Select every line containing the word "BULLET" from the material, and copy those lines.
** Start of Data **
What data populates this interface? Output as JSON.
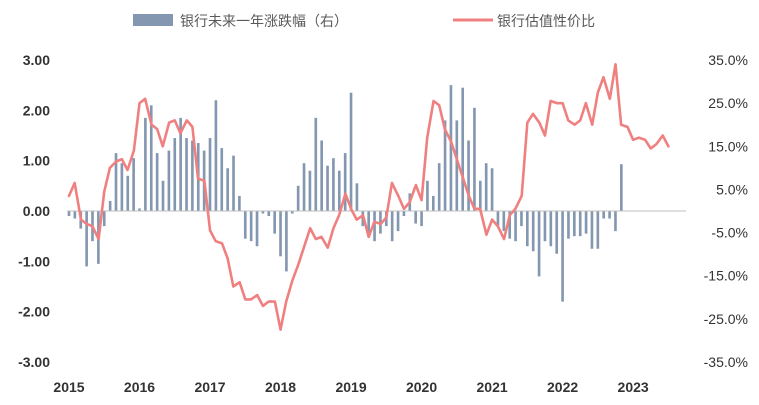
{
  "colors": {
    "bar": "#8497B0",
    "line": "#F08080",
    "axis": "#BFBFBF",
    "text": "#333333",
    "legend_text": "#595959"
  },
  "chart_data": {
    "type": "bar+line",
    "title": "",
    "legend": {
      "placement": "top",
      "entries": [
        {
          "name": "银行未来一年涨跌幅（右）",
          "kind": "bar"
        },
        {
          "name": "银行估值性价比",
          "kind": "line"
        }
      ]
    },
    "x_axis": {
      "labels": [
        "2015",
        "2016",
        "2017",
        "2018",
        "2019",
        "2020",
        "2021",
        "2022",
        "2023"
      ],
      "start": 2015.0,
      "end": 2023.75
    },
    "y_left": {
      "min": -3,
      "max": 3,
      "ticks": [
        "-3.00",
        "-2.00",
        "-1.00",
        "0.00",
        "1.00",
        "2.00",
        "3.00"
      ]
    },
    "y_right": {
      "min": -35,
      "max": 35,
      "ticks": [
        "-35.0%",
        "-25.0%",
        "-15.0%",
        "-5.0%",
        "5.0%",
        "15.0%",
        "25.0%",
        "35.0%"
      ]
    },
    "bar_series": {
      "name": "银行未来一年涨跌幅（右）",
      "axis": "left",
      "start": 2015.0,
      "step": 0.08333,
      "values": [
        -0.1,
        -0.15,
        -0.35,
        -1.1,
        -0.6,
        -1.05,
        -0.3,
        0.2,
        1.15,
        0.95,
        0.7,
        1.05,
        0.05,
        1.85,
        2.1,
        1.15,
        0.6,
        1.2,
        1.45,
        1.85,
        1.45,
        1.4,
        1.35,
        1.2,
        1.45,
        2.2,
        1.25,
        0.85,
        1.1,
        0.3,
        -0.55,
        -0.6,
        -0.7,
        -0.05,
        -0.1,
        -0.45,
        -0.9,
        -1.2,
        -0.05,
        0.5,
        0.95,
        0.8,
        1.85,
        1.4,
        0.9,
        1.05,
        0.8,
        1.15,
        2.35,
        0.55,
        -0.3,
        -0.5,
        -0.6,
        -0.45,
        -0.3,
        -0.6,
        -0.4,
        -0.1,
        0.35,
        -0.25,
        -0.3,
        0.6,
        0.3,
        0.95,
        1.8,
        2.5,
        1.8,
        2.45,
        1.4,
        2.05,
        0.6,
        0.95,
        0.85,
        -0.3,
        -0.4,
        -0.55,
        -0.6,
        -0.3,
        -0.7,
        -0.8,
        -1.3,
        -0.6,
        -0.7,
        -0.85,
        -1.8,
        -0.55,
        -0.5,
        -0.5,
        -0.45,
        -0.75,
        -0.75,
        -0.15,
        -0.15,
        -0.4,
        0.93
      ]
    },
    "line_series": {
      "name": "银行估值性价比",
      "axis": "right",
      "x": [
        2015.0,
        2015.08,
        2015.17,
        2015.25,
        2015.33,
        2015.42,
        2015.5,
        2015.58,
        2015.67,
        2015.75,
        2015.83,
        2015.92,
        2016.0,
        2016.08,
        2016.17,
        2016.25,
        2016.33,
        2016.42,
        2016.5,
        2016.58,
        2016.67,
        2016.75,
        2016.83,
        2016.92,
        2017.0,
        2017.08,
        2017.17,
        2017.25,
        2017.33,
        2017.42,
        2017.5,
        2017.58,
        2017.67,
        2017.75,
        2017.83,
        2017.92,
        2018.0,
        2018.08,
        2018.17,
        2018.25,
        2018.33,
        2018.42,
        2018.5,
        2018.58,
        2018.67,
        2018.75,
        2018.83,
        2018.92,
        2019.0,
        2019.08,
        2019.17,
        2019.25,
        2019.33,
        2019.42,
        2019.5,
        2019.58,
        2019.67,
        2019.75,
        2019.83,
        2019.92,
        2020.0,
        2020.08,
        2020.17,
        2020.25,
        2020.33,
        2020.42,
        2020.5,
        2020.58,
        2020.67,
        2020.75,
        2020.83,
        2020.92,
        2021.0,
        2021.08,
        2021.17,
        2021.25,
        2021.33,
        2021.42,
        2021.5,
        2021.58,
        2021.67,
        2021.75,
        2021.83,
        2021.92,
        2022.0,
        2022.08,
        2022.17,
        2022.25,
        2022.33,
        2022.42,
        2022.5,
        2022.58,
        2022.67,
        2022.75,
        2022.83,
        2022.92,
        2023.0,
        2023.08,
        2023.17,
        2023.25,
        2023.33,
        2023.42,
        2023.5
      ],
      "values": [
        3.5,
        6.5,
        -2.0,
        -3.0,
        -3.5,
        -6.5,
        4.5,
        10.0,
        11.5,
        12.0,
        9.5,
        14.0,
        25.0,
        26.0,
        20.0,
        19.0,
        15.0,
        20.5,
        21.0,
        18.0,
        21.0,
        19.5,
        7.5,
        7.0,
        -4.5,
        -7.0,
        -7.5,
        -11.0,
        -17.5,
        -16.5,
        -20.5,
        -20.5,
        -19.5,
        -22.0,
        -21.0,
        -21.0,
        -27.5,
        -21.0,
        -16.0,
        -12.5,
        -8.5,
        -4.0,
        -6.5,
        -6.0,
        -8.5,
        -4.0,
        -1.0,
        4.0,
        0.5,
        -2.0,
        -1.0,
        -6.0,
        -2.5,
        -3.0,
        -1.5,
        6.5,
        3.5,
        0.5,
        2.0,
        6.0,
        2.5,
        17.0,
        25.5,
        24.5,
        19.0,
        16.0,
        12.0,
        8.0,
        3.5,
        0.5,
        0.5,
        -5.5,
        -2.0,
        -3.5,
        -6.5,
        -1.0,
        0.5,
        3.5,
        20.5,
        22.5,
        20.5,
        17.5,
        25.5,
        25.0,
        25.0,
        21.0,
        20.0,
        21.0,
        25.0,
        20.0,
        27.5,
        31.0,
        26.0,
        34.0,
        20.0,
        19.5,
        16.5,
        17.0,
        16.5,
        14.5,
        15.5,
        17.5,
        15.0
      ]
    }
  }
}
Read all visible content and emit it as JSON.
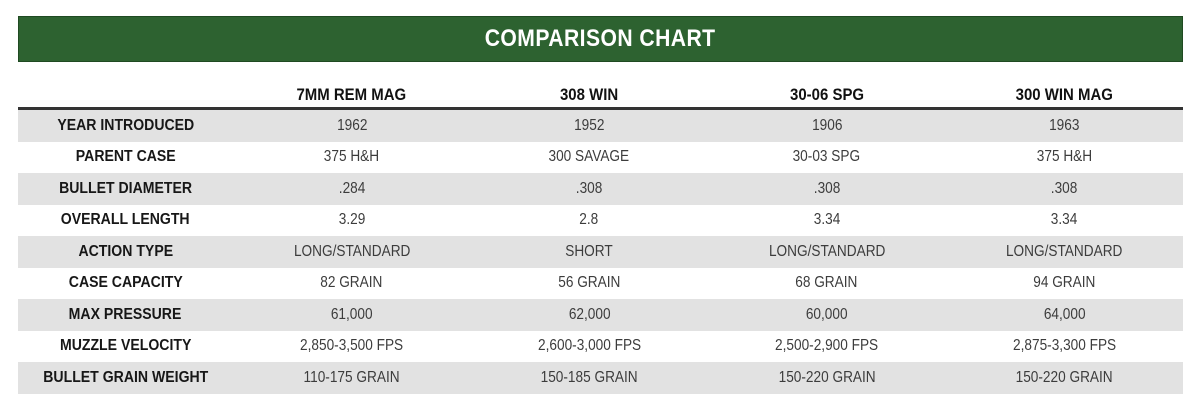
{
  "title": "COMPARISON CHART",
  "colors": {
    "banner_green": "#2d6230",
    "alt_row_gray": "#e2e2e2",
    "rule_dark": "#333333"
  },
  "chart_data": {
    "type": "table",
    "title": "COMPARISON CHART",
    "columns": [
      "7MM REM MAG",
      "308 WIN",
      "30-06 SPG",
      "300 WIN MAG"
    ],
    "rows": [
      {
        "label": "YEAR INTRODUCED",
        "values": [
          "1962",
          "1952",
          "1906",
          "1963"
        ]
      },
      {
        "label": "PARENT CASE",
        "values": [
          "375 H&H",
          "300 SAVAGE",
          "30-03 SPG",
          "375 H&H"
        ]
      },
      {
        "label": "BULLET DIAMETER",
        "values": [
          ".284",
          ".308",
          ".308",
          ".308"
        ]
      },
      {
        "label": "OVERALL LENGTH",
        "values": [
          "3.29",
          "2.8",
          "3.34",
          "3.34"
        ]
      },
      {
        "label": "ACTION TYPE",
        "values": [
          "LONG/STANDARD",
          "SHORT",
          "LONG/STANDARD",
          "LONG/STANDARD"
        ]
      },
      {
        "label": "CASE CAPACITY",
        "values": [
          "82 GRAIN",
          "56 GRAIN",
          "68 GRAIN",
          "94 GRAIN"
        ]
      },
      {
        "label": "MAX PRESSURE",
        "values": [
          "61,000",
          "62,000",
          "60,000",
          "64,000"
        ]
      },
      {
        "label": "MUZZLE VELOCITY",
        "values": [
          "2,850-3,500 FPS",
          "2,600-3,000 FPS",
          "2,500-2,900 FPS",
          "2,875-3,300 FPS"
        ]
      },
      {
        "label": "BULLET GRAIN WEIGHT",
        "values": [
          "110-175 GRAIN",
          "150-185 GRAIN",
          "150-220 GRAIN",
          "150-220 GRAIN"
        ]
      }
    ],
    "layout": {
      "alternating_row_shading": true,
      "first_shaded_row_index": 0,
      "header_rule": true
    }
  }
}
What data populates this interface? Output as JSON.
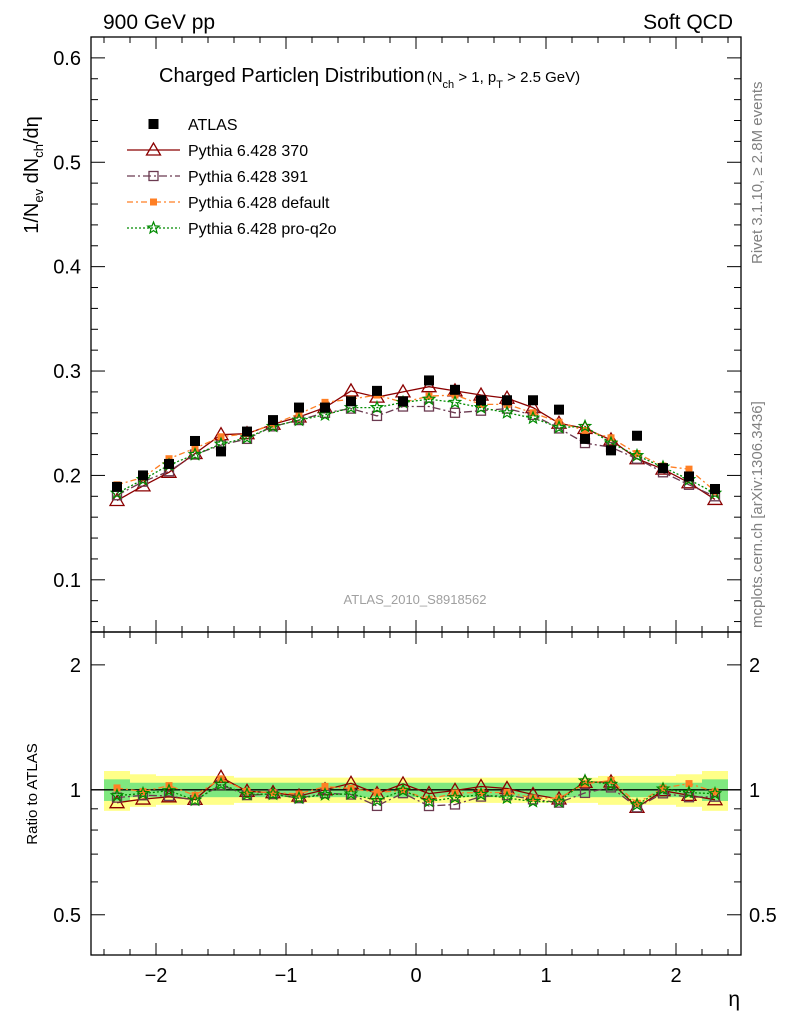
** End of Data **
> [Final result]:
        "label": "BULLET DIAMETER",
        "label": "BULLET GRAIN WEIGHT",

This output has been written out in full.